-- begin Records supplied --
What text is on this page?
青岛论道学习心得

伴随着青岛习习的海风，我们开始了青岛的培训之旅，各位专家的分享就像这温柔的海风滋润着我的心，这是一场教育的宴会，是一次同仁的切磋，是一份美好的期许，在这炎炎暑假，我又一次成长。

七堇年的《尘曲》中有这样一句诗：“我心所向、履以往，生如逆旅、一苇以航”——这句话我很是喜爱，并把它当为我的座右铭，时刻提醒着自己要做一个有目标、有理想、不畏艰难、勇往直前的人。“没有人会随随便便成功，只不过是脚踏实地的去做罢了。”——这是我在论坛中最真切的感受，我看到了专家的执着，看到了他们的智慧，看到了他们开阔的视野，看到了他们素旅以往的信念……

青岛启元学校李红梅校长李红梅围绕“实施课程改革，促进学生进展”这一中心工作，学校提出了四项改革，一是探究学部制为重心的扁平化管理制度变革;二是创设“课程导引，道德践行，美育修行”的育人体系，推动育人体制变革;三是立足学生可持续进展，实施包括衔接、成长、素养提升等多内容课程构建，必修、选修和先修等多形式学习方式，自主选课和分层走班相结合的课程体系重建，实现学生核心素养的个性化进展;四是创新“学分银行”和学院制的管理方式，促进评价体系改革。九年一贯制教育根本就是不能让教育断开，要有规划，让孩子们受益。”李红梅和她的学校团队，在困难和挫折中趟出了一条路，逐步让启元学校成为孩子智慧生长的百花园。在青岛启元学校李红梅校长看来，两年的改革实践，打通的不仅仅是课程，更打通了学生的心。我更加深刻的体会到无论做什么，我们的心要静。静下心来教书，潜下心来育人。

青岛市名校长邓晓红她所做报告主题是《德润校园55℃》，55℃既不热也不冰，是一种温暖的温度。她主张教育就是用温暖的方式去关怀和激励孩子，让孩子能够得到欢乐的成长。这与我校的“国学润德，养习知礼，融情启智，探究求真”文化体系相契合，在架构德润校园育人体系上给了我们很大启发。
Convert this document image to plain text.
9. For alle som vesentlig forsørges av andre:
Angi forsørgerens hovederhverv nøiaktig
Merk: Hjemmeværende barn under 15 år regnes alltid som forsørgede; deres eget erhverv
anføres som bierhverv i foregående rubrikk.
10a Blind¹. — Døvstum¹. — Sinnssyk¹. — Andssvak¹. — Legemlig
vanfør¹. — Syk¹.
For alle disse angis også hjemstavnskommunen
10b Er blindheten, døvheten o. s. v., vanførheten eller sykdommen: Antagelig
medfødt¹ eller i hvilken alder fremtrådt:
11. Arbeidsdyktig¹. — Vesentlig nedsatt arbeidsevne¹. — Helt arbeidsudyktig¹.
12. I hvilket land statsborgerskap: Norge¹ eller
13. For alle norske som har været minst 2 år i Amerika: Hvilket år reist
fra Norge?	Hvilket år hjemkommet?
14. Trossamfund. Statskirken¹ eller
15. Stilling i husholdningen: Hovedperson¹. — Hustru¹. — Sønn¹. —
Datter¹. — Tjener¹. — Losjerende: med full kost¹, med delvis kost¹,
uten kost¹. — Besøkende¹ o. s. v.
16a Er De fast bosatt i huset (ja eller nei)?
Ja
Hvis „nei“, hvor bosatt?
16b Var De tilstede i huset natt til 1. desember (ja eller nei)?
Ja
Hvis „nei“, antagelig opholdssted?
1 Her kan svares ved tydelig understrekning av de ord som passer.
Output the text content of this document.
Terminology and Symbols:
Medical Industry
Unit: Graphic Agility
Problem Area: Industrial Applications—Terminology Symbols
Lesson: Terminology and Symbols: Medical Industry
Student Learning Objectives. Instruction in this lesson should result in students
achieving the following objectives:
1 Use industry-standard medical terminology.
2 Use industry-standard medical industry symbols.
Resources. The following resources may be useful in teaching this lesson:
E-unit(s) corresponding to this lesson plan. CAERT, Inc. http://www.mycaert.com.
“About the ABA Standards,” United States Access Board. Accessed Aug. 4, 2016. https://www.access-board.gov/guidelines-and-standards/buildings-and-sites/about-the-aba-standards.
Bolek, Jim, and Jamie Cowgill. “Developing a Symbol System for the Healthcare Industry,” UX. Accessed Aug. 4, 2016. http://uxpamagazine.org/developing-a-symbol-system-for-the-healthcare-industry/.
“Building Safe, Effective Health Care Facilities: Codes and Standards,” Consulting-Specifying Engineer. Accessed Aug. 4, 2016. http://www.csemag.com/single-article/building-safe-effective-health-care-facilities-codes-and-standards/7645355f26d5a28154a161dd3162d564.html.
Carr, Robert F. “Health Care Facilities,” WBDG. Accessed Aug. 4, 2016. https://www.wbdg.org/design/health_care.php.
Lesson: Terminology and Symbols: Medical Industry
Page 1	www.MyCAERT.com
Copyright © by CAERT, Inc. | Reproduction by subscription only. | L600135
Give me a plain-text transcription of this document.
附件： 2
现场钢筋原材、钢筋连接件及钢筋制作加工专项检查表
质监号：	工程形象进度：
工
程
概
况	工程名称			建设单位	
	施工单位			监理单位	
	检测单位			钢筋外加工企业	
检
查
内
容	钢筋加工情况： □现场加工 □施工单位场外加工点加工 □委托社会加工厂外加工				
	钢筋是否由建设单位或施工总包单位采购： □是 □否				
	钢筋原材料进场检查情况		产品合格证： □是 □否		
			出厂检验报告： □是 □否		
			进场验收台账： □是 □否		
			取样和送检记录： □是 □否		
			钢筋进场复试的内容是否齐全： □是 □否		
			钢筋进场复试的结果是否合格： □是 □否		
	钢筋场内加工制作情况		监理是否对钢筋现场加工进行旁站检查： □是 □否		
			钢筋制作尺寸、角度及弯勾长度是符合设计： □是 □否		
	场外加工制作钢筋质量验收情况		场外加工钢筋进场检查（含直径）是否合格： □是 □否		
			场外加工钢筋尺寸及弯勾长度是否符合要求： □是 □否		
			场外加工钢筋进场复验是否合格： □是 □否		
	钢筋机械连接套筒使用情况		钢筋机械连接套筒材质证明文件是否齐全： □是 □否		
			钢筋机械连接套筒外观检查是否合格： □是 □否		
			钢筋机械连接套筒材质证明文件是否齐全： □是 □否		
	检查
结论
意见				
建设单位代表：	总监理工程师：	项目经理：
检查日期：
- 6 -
-- end Records supplied --
## Task directions
Reproduce the data in its entirety, matching each character.

## Exercise answer
What text is on this page?
青岛论道学习心得

伴随着青岛习习的海风，我们开始了青岛的培训之旅，各位专家的分享就像这温柔的海风滋润着我的心，这是一场教育的宴会，是一次同仁的切磋，是一份美好的期许，在这炎炎暑假，我又一次成长。

七堇年的《尘曲》中有这样一句诗：“我心所向、履以往，生如逆旅、一苇以航”——这句话我很是喜爱，并把它当为我的座右铭，时刻提醒着自己要做一个有目标、有理想、不畏艰难、勇往直前的人。“没有人会随随便便成功，只不过是脚踏实地的去做罢了。”——这是我在论坛中最真切的感受，我看到了专家的执着，看到了他们的智慧，看到了他们开阔的视野，看到了他们素旅以往的信念……

青岛启元学校李红梅校长李红梅围绕“实施课程改革，促进学生进展”这一中心工作，学校提出了四项改革，一是探究学部制为重心的扁平化管理制度变革;二是创设“课程导引，道德践行，美育修行”的育人体系，推动育人体制变革;三是立足学生可持续进展，实施包括衔接、成长、素养提升等多内容课程构建，必修、选修和先修等多形式学习方式，自主选课和分层走班相结合的课程体系重建，实现学生核心素养的个性化进展;四是创新“学分银行”和学院制的管理方式，促进评价体系改革。九年一贯制教育根本就是不能让教育断开，要有规划，让孩子们受益。”李红梅和她的学校团队，在困难和挫折中趟出了一条路，逐步让启元学校成为孩子智慧生长的百花园。在青岛启元学校李红梅校长看来，两年的改革实践，打通的不仅仅是课程，更打通了学生的心。我更加深刻的体会到无论做什么，我们的心要静。静下心来教书，潜下心来育人。

青岛市名校长邓晓红她所做报告主题是《德润校园55℃》，55℃既不热也不冰，是一种温暖的温度。她主张教育就是用温暖的方式去关怀和激励孩子，让孩子能够得到欢乐的成长。这与我校的“国学润德，养习知礼，融情启智，探究求真”文化体系相契合，在架构德润校园育人体系上给了我们很大启发。
Convert this document image to plain text.
9. For alle som vesentlig forsørges av andre:
Angi forsørgerens hovederhverv nøiaktig
Merk: Hjemmeværende barn under 15 år regnes alltid som forsørgede; deres eget erhverv
anføres som bierhverv i foregående rubrikk.
10a Blind¹. — Døvstum¹. — Sinnssyk¹. — Andssvak¹. — Legemlig
vanfør¹. — Syk¹.
For alle disse angis også hjemstavnskommunen
10b Er blindheten, døvheten o. s. v., vanførheten eller sykdommen: Antagelig
medfødt¹ eller i hvilken alder fremtrådt:
11. Arbeidsdyktig¹. — Vesentlig nedsatt arbeidsevne¹. — Helt arbeidsudyktig¹.
12. I hvilket land statsborgerskap: Norge¹ eller
13. For alle norske som har været minst 2 år i Amerika: Hvilket år reist
fra Norge?	Hvilket år hjemkommet?
14. Trossamfund. Statskirken¹ eller
15. Stilling i husholdningen: Hovedperson¹. — Hustru¹. — Sønn¹. —
Datter¹. — Tjener¹. — Losjerende: med full kost¹, med delvis kost¹,
uten kost¹. — Besøkende¹ o. s. v.
16a Er De fast bosatt i huset (ja eller nei)?
Ja
Hvis „nei“, hvor bosatt?
16b Var De tilstede i huset natt til 1. desember (ja eller nei)?
Ja
Hvis „nei“, antagelig opholdssted?
1 Her kan svares ved tydelig understrekning av de ord som passer.
Output the text content of this document.
Terminology and Symbols:
Medical Industry
Unit: Graphic Agility
Problem Area: Industrial Applications—Terminology Symbols
Lesson: Terminology and Symbols: Medical Industry
Student Learning Objectives. Instruction in this lesson should result in students
achieving the following objectives:
1 Use industry-standard medical terminology.
2 Use industry-standard medical industry symbols.
Resources. The following resources may be useful in teaching this lesson:
E-unit(s) corresponding to this lesson plan. CAERT, Inc. http://www.mycaert.com.
“About the ABA Standards,” United States Access Board. Accessed Aug. 4, 2016. https://www.access-board.gov/guidelines-and-standards/buildings-and-sites/about-the-aba-standards.
Bolek, Jim, and Jamie Cowgill. “Developing a Symbol System for the Healthcare Industry,” UX. Accessed Aug. 4, 2016. http://uxpamagazine.org/developing-a-symbol-system-for-the-healthcare-industry/.
“Building Safe, Effective Health Care Facilities: Codes and Standards,” Consulting-Specifying Engineer. Accessed Aug. 4, 2016. http://www.csemag.com/single-article/building-safe-effective-health-care-facilities-codes-and-standards/7645355f26d5a28154a161dd3162d564.html.
Carr, Robert F. “Health Care Facilities,” WBDG. Accessed Aug. 4, 2016. https://www.wbdg.org/design/health_care.php.
Lesson: Terminology and Symbols: Medical Industry
Page 1	www.MyCAERT.com
Copyright © by CAERT, Inc. | Reproduction by subscription only. | L600135
Give me a plain-text transcription of this document.
附件： 2
现场钢筋原材、钢筋连接件及钢筋制作加工专项检查表
质监号：	工程形象进度：
工
程
概
况	工程名称			建设单位	
	施工单位			监理单位	
	检测单位			钢筋外加工企业	
检
查
内
容	钢筋加工情况： □现场加工 □施工单位场外加工点加工 □委托社会加工厂外加工				
	钢筋是否由建设单位或施工总包单位采购： □是 □否				
	钢筋原材料进场检查情况		产品合格证： □是 □否		
			出厂检验报告： □是 □否		
			进场验收台账： □是 □否		
			取样和送检记录： □是 □否		
			钢筋进场复试的内容是否齐全： □是 □否		
			钢筋进场复试的结果是否合格： □是 □否		
	钢筋场内加工制作情况		监理是否对钢筋现场加工进行旁站检查： □是 □否		
			钢筋制作尺寸、角度及弯勾长度是符合设计： □是 □否		
	场外加工制作钢筋质量验收情况		场外加工钢筋进场检查（含直径）是否合格： □是 □否		
			场外加工钢筋尺寸及弯勾长度是否符合要求： □是 □否		
			场外加工钢筋进场复验是否合格： □是 □否		
	钢筋机械连接套筒使用情况		钢筋机械连接套筒材质证明文件是否齐全： □是 □否		
			钢筋机械连接套筒外观检查是否合格： □是 □否		
			钢筋机械连接套筒材质证明文件是否齐全： □是 □否		
	检查
结论
意见				
建设单位代表：	总监理工程师：	项目经理：
检查日期：
- 6 -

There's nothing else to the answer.